Begin at the line containing "What text is on this page?" and copy exactly through the last line of the listing, skipping every picture.
----- TASK MATERIAL
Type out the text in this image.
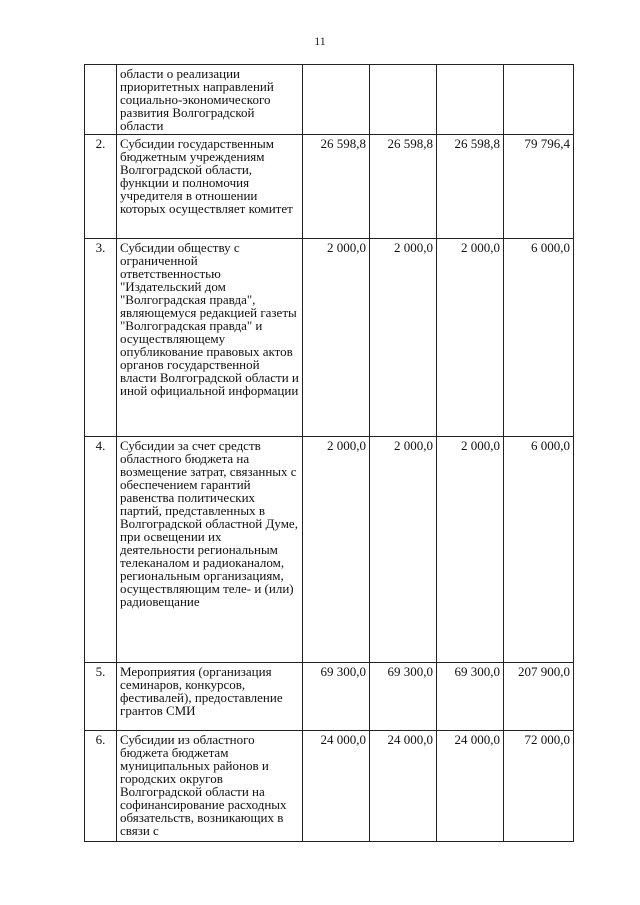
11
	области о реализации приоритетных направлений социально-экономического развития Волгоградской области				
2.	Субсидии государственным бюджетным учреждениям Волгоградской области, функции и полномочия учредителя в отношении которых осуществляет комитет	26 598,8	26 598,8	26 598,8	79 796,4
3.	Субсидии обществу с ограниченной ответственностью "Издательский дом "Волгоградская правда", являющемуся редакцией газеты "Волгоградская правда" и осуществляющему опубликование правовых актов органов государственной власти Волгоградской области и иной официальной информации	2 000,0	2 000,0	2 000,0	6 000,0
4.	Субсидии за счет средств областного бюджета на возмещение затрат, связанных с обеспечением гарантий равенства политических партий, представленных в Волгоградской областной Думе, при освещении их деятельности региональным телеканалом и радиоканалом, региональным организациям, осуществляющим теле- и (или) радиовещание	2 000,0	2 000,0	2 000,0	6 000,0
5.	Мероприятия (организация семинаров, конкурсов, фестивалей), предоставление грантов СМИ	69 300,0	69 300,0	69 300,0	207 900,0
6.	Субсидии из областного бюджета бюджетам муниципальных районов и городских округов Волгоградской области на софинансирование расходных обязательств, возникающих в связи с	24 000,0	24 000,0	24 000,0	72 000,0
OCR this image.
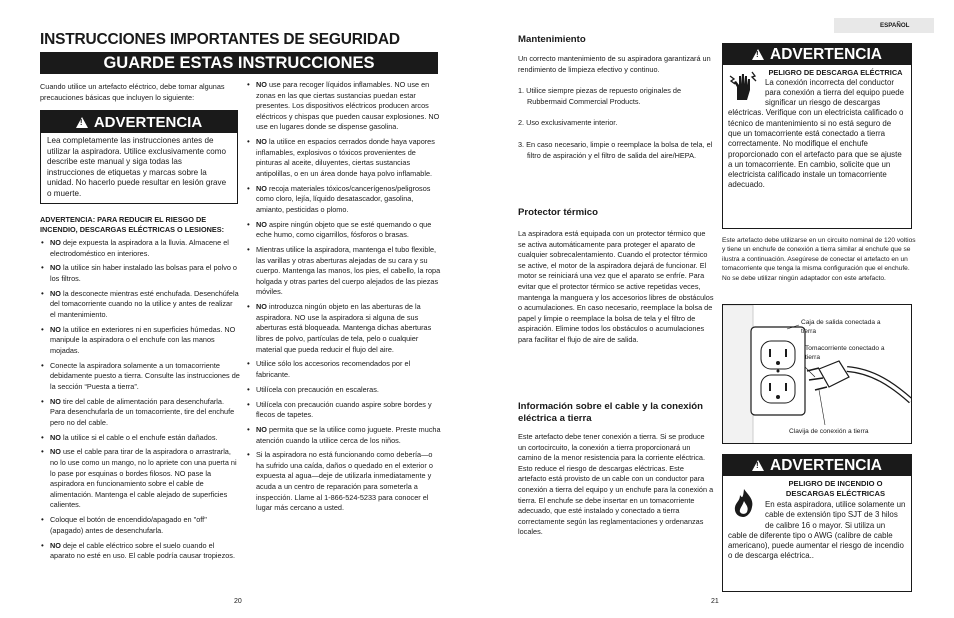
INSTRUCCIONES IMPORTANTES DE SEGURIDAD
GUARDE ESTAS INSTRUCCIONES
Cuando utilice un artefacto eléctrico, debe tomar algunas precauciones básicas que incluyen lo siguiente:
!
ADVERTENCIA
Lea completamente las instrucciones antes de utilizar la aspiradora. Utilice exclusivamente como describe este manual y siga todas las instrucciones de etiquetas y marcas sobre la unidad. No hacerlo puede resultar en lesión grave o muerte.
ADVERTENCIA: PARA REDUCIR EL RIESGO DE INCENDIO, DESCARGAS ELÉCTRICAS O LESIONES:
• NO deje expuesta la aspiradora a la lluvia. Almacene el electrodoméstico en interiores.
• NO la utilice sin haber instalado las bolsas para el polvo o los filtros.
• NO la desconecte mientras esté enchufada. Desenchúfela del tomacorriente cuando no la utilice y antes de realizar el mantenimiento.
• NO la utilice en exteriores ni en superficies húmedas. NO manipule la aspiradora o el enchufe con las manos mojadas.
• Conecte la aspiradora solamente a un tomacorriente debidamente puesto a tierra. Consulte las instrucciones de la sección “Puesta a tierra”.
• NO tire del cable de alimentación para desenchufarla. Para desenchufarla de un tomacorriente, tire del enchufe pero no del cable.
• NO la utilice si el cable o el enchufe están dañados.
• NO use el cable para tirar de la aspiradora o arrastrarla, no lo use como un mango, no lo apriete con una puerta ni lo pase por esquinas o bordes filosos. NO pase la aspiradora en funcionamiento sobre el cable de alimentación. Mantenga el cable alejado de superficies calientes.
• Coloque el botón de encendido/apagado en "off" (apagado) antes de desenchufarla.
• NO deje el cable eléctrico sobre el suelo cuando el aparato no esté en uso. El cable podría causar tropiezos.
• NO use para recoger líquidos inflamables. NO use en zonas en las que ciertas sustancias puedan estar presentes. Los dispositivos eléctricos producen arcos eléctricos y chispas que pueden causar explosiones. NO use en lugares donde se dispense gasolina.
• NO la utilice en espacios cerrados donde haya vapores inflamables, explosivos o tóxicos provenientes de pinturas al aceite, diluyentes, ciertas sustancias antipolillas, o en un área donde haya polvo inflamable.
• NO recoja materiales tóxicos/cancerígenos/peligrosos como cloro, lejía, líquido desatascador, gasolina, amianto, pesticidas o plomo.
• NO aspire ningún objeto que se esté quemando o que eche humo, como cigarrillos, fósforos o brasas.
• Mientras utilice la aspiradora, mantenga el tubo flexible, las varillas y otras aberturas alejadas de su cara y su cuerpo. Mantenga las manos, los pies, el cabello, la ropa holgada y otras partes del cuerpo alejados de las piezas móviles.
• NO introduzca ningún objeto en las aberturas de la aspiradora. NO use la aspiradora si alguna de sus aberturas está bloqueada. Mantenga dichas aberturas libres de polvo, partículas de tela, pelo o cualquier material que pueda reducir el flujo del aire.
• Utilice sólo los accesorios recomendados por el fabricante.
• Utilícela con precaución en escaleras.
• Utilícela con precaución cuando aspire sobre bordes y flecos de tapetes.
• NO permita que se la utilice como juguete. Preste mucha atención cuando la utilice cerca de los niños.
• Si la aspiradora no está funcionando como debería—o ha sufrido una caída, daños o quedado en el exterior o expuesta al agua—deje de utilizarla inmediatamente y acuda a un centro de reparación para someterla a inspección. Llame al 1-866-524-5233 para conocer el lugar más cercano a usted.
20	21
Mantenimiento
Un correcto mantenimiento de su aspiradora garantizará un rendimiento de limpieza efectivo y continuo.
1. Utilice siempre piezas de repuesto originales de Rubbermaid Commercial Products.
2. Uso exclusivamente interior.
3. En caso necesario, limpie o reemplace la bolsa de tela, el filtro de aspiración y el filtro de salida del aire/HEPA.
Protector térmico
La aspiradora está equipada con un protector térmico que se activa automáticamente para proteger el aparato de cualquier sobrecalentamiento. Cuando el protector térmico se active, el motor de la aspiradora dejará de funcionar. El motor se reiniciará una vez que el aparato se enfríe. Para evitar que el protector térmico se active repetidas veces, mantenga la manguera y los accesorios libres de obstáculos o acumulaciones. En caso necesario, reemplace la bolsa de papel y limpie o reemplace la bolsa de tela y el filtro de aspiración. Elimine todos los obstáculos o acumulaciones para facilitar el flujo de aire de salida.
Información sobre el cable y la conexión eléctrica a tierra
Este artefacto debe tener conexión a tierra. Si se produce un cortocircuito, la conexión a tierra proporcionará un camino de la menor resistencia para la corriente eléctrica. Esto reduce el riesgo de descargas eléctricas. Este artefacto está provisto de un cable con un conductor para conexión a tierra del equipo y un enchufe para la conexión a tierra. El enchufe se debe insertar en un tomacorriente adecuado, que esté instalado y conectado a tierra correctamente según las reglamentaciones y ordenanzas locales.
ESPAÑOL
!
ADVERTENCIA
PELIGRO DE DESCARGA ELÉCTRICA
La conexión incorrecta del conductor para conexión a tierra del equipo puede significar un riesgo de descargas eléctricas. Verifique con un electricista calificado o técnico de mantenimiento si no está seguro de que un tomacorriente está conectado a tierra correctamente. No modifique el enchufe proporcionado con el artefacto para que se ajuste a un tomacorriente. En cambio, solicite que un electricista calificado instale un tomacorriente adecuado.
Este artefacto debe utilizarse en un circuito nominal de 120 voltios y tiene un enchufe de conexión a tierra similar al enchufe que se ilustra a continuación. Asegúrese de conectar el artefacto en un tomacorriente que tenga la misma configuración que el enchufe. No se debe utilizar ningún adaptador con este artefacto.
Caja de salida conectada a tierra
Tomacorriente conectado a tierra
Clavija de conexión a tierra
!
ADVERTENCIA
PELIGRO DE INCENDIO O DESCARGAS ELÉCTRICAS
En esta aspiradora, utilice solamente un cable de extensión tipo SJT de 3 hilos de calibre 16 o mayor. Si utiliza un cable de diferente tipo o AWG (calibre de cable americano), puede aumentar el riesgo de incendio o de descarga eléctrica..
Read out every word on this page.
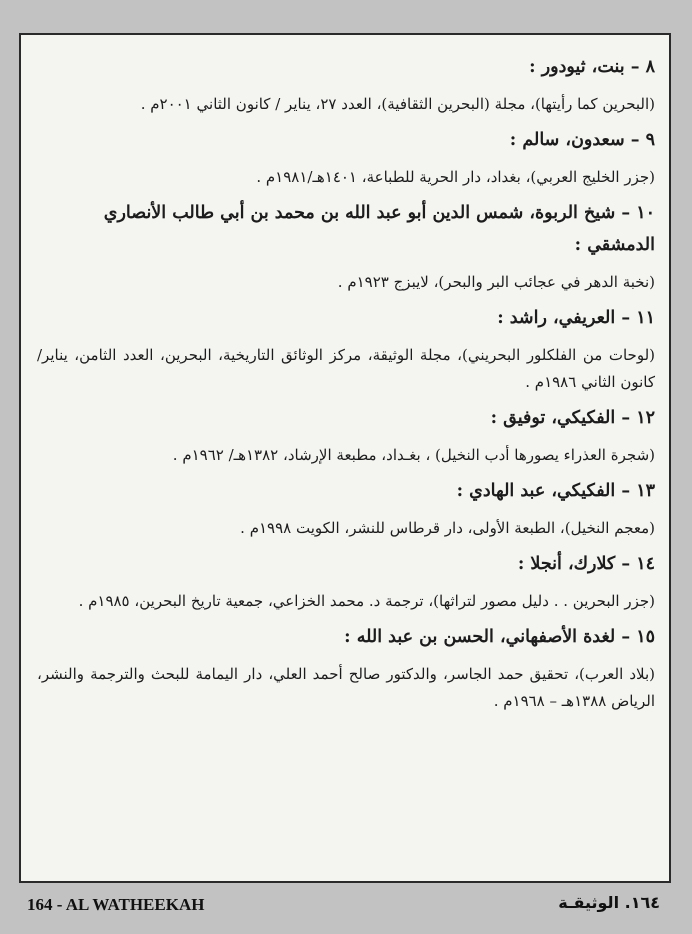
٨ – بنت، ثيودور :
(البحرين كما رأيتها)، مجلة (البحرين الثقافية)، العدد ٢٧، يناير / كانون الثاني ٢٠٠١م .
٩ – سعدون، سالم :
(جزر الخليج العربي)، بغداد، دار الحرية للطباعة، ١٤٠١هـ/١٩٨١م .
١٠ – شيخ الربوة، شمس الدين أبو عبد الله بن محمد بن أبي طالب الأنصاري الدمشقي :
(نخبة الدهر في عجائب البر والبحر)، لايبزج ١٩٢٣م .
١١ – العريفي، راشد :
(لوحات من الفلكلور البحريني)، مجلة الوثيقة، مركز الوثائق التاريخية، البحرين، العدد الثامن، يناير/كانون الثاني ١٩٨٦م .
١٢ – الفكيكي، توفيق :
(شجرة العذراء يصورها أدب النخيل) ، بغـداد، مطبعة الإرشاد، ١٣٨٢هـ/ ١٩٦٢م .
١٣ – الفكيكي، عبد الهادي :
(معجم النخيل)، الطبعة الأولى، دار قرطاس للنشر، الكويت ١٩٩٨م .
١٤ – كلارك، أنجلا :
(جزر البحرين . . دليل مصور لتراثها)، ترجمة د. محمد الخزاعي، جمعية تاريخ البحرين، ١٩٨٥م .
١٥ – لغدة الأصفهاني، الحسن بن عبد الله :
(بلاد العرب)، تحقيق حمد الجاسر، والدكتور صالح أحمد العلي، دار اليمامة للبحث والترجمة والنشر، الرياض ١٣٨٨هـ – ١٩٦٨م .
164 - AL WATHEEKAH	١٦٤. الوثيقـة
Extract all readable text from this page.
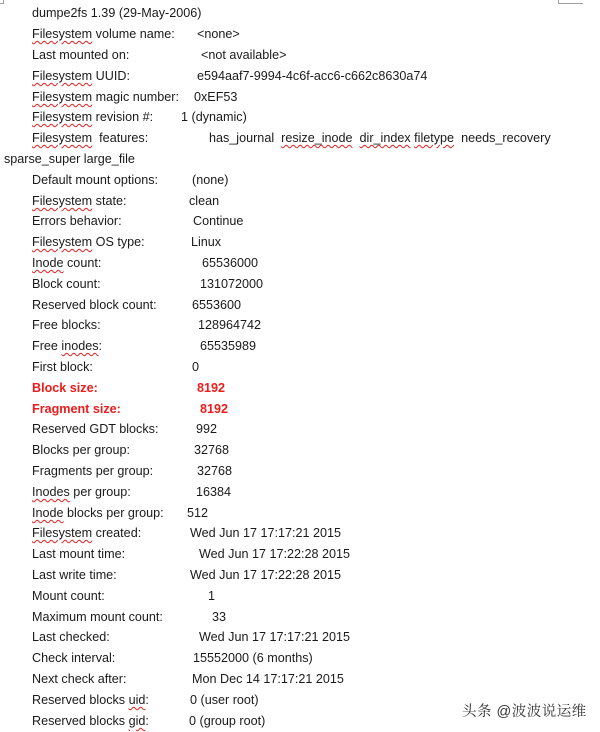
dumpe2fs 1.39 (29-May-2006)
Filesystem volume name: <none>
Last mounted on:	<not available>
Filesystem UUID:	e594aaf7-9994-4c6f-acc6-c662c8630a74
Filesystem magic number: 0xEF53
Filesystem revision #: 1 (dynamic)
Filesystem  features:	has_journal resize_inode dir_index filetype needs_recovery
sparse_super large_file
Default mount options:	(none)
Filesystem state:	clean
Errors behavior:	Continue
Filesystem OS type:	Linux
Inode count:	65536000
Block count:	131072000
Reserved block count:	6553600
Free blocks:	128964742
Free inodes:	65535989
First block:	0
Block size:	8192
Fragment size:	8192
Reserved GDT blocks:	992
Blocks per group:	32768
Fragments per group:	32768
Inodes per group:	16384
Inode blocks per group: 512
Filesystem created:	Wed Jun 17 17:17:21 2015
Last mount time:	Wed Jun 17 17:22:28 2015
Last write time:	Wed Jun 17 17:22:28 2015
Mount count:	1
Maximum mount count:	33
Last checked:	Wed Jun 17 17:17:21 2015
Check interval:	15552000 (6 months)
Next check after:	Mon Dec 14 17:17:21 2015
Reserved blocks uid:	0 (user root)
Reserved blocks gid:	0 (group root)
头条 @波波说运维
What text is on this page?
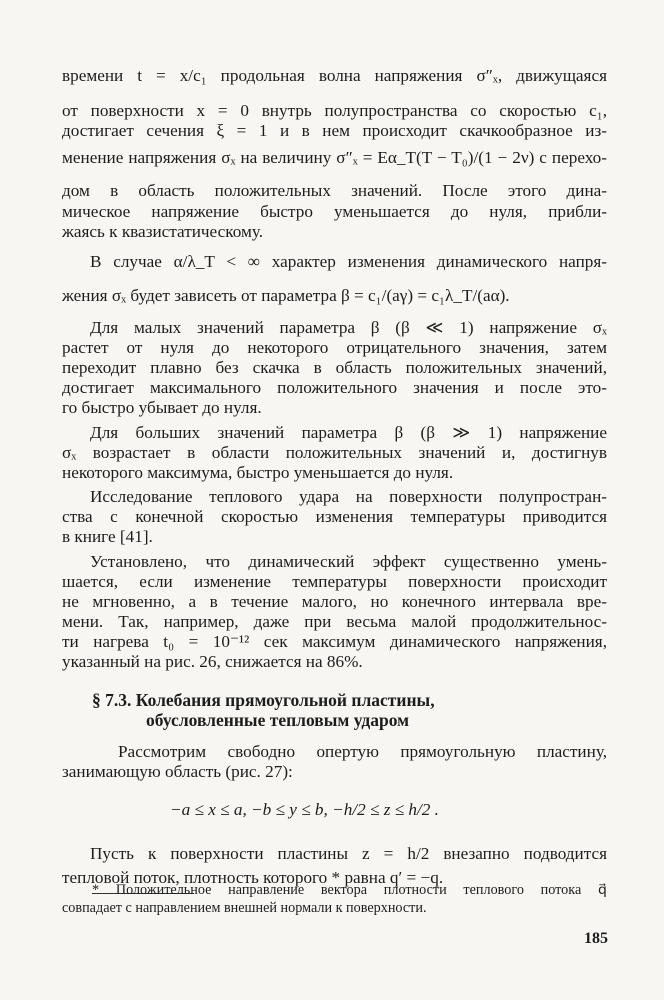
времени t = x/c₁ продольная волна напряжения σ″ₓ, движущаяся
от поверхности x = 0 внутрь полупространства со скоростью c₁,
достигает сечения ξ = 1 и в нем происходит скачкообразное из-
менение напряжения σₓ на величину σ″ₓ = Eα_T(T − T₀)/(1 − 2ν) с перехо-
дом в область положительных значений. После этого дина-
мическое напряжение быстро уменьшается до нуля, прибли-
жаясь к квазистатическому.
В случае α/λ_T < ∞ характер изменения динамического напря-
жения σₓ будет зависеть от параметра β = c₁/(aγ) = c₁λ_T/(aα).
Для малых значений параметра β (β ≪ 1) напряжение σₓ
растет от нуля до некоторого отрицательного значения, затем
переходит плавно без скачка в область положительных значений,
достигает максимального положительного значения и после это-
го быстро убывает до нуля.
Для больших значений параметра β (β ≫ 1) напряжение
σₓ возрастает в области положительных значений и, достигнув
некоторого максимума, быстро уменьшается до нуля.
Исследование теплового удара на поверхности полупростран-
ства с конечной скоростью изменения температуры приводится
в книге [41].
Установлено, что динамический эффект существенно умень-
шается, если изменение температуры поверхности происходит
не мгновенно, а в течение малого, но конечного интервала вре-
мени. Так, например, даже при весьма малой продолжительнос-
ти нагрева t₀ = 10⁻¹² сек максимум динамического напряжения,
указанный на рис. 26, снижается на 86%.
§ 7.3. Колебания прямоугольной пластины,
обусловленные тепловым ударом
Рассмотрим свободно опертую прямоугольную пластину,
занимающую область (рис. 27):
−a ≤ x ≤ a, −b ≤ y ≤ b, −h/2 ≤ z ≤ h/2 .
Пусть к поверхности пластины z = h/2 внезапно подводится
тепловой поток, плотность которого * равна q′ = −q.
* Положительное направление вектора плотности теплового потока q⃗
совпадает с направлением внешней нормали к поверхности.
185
----------
● RESPONSE
What text is on this page?
времени t = x/c₁ продольная волна напряжения σ″ₓ, движущаяся
от поверхности x = 0 внутрь полупространства со скоростью c₁,
достигает сечения ξ = 1 и в нем происходит скачкообразное из-
менение напряжения σₓ на величину σ″ₓ = Eα_T(T − T₀)/(1 − 2ν) с перехо-
дом в область положительных значений. После этого дина-
мическое напряжение быстро уменьшается до нуля, прибли-
жаясь к квазистатическому.
В случае α/λ_T < ∞ характер изменения динамического напря-
жения σₓ будет зависеть от параметра β = c₁/(aγ) = c₁λ_T/(aα).
Для малых значений параметра β (β ≪ 1) напряжение σₓ
растет от нуля до некоторого отрицательного значения, затем
переходит плавно без скачка в область положительных значений,
достигает максимального положительного значения и после это-
го быстро убывает до нуля.
Для больших значений параметра β (β ≫ 1) напряжение
σₓ возрастает в области положительных значений и, достигнув
некоторого максимума, быстро уменьшается до нуля.
Исследование теплового удара на поверхности полупростран-
ства с конечной скоростью изменения температуры приводится
в книге [41].
Установлено, что динамический эффект существенно умень-
шается, если изменение температуры поверхности происходит
не мгновенно, а в течение малого, но конечного интервала вре-
мени. Так, например, даже при весьма малой продолжительнос-
ти нагрева t₀ = 10⁻¹² сек максимум динамического напряжения,
указанный на рис. 26, снижается на 86%.
§ 7.3. Колебания прямоугольной пластины,
обусловленные тепловым ударом
Рассмотрим свободно опертую прямоугольную пластину,
занимающую область (рис. 27):
−a ≤ x ≤ a, −b ≤ y ≤ b, −h/2 ≤ z ≤ h/2 .
Пусть к поверхности пластины z = h/2 внезапно подводится
тепловой поток, плотность которого * равна q′ = −q.
* Положительное направление вектора плотности теплового потока q⃗
совпадает с направлением внешней нормали к поверхности.
185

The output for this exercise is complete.